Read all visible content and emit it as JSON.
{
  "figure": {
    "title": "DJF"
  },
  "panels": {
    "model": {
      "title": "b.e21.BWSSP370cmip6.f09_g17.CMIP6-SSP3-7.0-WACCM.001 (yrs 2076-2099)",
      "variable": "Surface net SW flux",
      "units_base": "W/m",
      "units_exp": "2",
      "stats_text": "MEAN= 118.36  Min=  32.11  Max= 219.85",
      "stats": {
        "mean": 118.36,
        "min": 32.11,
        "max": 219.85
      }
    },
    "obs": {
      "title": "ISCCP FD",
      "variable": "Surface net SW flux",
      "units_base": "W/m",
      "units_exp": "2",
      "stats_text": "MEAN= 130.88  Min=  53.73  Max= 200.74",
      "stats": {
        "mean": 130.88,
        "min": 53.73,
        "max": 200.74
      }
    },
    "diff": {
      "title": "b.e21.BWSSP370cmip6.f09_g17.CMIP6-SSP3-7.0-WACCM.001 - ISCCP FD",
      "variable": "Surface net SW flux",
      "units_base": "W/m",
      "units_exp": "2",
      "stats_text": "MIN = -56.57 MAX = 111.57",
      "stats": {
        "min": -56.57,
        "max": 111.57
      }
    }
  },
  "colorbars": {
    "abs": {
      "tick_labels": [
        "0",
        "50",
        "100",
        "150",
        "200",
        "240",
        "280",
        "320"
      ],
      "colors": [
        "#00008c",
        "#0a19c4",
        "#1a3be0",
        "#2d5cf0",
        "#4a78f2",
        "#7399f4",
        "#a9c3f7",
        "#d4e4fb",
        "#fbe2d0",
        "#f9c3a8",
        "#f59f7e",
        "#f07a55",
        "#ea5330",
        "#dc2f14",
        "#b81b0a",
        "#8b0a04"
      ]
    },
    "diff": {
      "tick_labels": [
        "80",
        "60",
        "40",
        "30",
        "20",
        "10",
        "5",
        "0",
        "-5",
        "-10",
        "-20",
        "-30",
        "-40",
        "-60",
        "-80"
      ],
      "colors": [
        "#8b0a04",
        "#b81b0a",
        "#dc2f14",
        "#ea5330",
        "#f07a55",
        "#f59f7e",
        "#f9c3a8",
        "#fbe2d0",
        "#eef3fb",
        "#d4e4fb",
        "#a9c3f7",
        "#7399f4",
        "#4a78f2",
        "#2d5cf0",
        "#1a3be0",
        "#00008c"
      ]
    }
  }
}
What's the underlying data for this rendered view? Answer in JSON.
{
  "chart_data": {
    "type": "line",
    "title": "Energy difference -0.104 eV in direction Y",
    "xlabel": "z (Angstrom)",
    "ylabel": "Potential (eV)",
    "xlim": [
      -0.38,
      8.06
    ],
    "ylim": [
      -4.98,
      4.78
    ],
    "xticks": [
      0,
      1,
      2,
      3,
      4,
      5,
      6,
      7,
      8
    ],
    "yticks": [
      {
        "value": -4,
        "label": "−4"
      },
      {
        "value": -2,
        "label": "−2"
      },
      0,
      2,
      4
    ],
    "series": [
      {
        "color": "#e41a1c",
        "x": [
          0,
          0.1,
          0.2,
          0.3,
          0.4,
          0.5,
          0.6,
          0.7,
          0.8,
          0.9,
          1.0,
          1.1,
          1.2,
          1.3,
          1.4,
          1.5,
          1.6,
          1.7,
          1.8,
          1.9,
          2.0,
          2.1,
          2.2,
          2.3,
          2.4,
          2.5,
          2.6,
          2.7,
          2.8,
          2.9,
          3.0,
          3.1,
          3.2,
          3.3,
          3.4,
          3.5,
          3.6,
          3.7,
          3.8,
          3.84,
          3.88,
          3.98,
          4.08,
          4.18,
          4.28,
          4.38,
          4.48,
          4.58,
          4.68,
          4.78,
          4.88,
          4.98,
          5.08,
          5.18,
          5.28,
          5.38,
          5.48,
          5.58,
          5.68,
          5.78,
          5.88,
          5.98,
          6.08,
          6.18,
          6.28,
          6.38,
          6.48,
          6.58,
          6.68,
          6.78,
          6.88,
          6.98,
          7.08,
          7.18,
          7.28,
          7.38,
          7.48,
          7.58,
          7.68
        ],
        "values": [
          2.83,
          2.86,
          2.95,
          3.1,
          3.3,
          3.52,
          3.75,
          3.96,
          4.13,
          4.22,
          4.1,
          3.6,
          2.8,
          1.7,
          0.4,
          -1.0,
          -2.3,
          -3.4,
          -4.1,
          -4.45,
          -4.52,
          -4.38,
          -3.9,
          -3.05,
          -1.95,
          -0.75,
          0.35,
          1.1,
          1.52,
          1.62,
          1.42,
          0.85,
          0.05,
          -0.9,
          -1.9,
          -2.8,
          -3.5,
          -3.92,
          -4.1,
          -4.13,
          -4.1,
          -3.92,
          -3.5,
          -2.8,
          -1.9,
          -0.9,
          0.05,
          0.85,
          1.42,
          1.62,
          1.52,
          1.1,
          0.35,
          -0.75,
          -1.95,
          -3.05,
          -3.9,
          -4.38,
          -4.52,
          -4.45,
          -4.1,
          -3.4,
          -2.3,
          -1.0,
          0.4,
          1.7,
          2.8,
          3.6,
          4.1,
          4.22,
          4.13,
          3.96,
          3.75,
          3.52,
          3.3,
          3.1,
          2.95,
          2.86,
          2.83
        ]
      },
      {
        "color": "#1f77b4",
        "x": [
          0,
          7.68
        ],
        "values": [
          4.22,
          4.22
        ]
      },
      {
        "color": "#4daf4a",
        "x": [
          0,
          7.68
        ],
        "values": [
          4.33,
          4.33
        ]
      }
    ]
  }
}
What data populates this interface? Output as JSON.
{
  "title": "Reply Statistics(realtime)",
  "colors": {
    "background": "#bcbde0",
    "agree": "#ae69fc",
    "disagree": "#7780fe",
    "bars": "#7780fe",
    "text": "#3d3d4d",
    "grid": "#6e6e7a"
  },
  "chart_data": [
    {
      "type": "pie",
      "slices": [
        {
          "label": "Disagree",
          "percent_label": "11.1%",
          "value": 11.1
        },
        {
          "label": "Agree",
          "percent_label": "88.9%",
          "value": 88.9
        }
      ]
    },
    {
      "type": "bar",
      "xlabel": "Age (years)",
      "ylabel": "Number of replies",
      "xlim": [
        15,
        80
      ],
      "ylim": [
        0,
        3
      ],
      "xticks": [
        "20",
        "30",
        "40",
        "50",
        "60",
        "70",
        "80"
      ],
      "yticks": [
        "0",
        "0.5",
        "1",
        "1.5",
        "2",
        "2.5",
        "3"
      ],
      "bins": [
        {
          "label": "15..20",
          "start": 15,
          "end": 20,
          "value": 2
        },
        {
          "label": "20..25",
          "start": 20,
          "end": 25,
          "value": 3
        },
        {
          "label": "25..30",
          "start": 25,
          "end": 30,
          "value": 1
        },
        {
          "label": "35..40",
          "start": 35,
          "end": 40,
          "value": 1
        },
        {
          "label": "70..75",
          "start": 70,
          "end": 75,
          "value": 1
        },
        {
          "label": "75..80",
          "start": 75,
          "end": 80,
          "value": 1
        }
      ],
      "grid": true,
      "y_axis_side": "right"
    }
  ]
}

**WORK REQUIRED**: Of the lines above, how many contain the word "this"? Provide the number and nothing else.

**TASK RESULT**: 2